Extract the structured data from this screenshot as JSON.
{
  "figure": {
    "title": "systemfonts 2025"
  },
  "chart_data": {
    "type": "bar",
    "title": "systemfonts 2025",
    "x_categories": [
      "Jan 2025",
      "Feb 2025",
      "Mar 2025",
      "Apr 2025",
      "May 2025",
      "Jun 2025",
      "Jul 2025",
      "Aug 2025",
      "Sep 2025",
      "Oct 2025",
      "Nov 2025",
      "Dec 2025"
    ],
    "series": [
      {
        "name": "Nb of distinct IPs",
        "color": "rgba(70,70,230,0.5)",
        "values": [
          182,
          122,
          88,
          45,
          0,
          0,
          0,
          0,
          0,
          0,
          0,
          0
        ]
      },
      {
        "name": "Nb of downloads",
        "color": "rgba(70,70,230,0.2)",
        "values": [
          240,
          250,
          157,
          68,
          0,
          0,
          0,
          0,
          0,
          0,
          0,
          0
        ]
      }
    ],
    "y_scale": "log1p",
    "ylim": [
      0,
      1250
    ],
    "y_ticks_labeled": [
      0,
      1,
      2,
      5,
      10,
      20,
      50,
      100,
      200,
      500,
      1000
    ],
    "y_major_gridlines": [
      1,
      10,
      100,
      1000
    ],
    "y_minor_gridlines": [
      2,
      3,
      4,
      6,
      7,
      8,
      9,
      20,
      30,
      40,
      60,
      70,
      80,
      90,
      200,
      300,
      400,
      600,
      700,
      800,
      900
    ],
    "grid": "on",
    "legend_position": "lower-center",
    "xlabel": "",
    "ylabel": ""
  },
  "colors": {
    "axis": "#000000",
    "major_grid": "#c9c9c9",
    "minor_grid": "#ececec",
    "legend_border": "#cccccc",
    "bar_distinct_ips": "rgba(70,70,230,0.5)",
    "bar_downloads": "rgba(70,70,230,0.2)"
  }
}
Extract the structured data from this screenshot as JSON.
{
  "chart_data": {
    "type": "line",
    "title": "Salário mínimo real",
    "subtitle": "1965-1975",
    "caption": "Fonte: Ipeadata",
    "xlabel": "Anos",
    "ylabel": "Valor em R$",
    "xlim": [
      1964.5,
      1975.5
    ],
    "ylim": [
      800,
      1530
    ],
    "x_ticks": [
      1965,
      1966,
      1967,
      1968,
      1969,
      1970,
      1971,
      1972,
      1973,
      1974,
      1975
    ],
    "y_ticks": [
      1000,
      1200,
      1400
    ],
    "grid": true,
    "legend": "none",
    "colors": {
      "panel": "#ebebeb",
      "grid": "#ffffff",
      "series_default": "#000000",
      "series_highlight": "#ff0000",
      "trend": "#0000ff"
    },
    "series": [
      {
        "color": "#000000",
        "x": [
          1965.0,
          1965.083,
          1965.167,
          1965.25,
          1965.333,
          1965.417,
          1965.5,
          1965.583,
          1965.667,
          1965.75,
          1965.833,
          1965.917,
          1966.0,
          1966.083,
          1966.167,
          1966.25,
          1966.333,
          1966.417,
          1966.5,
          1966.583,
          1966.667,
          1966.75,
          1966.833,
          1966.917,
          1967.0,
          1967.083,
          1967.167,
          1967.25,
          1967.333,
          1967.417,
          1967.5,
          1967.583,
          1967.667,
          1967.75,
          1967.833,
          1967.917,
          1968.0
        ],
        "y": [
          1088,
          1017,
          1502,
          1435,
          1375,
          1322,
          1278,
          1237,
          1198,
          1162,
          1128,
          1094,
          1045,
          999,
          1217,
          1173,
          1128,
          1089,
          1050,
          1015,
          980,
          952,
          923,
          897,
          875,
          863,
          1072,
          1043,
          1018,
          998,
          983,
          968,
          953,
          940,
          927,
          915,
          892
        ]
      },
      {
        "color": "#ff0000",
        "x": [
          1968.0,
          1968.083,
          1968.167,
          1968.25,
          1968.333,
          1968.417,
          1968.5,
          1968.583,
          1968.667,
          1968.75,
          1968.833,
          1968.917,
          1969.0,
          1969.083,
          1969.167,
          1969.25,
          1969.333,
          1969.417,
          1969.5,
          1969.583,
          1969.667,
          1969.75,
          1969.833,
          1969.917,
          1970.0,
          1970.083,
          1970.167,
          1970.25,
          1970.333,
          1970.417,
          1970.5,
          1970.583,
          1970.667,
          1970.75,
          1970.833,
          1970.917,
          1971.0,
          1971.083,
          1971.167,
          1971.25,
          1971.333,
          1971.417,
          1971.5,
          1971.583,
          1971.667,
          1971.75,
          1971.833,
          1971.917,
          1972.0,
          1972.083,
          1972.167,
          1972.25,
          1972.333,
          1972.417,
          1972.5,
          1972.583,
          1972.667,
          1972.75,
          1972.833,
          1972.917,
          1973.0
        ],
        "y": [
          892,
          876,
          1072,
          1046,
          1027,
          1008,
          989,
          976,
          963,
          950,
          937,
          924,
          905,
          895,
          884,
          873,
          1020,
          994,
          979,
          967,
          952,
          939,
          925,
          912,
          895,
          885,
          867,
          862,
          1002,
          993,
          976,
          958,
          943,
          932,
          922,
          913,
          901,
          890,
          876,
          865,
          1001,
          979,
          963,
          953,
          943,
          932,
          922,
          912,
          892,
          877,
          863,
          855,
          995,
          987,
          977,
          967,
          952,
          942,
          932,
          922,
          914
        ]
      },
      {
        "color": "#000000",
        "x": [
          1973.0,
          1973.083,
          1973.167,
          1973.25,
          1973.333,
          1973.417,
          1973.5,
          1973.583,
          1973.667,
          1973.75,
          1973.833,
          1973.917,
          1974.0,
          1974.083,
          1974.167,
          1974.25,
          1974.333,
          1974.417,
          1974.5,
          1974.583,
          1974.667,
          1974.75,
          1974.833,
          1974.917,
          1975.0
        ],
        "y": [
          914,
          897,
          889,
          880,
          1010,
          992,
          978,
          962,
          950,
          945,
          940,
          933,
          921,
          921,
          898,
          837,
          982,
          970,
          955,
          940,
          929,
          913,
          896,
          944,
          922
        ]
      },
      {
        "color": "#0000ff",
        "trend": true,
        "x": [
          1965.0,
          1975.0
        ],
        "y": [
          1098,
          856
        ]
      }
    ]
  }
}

#####

Copy out every line of the listing that contains the string "rgba".

• Reply:
        "color": "rgba(70,70,230,0.5)",
        "color": "rgba(70,70,230,0.2)",
    "bar_distinct_ips": "rgba(70,70,230,0.5)",
    "bar_downloads": "rgba(70,70,230,0.2)"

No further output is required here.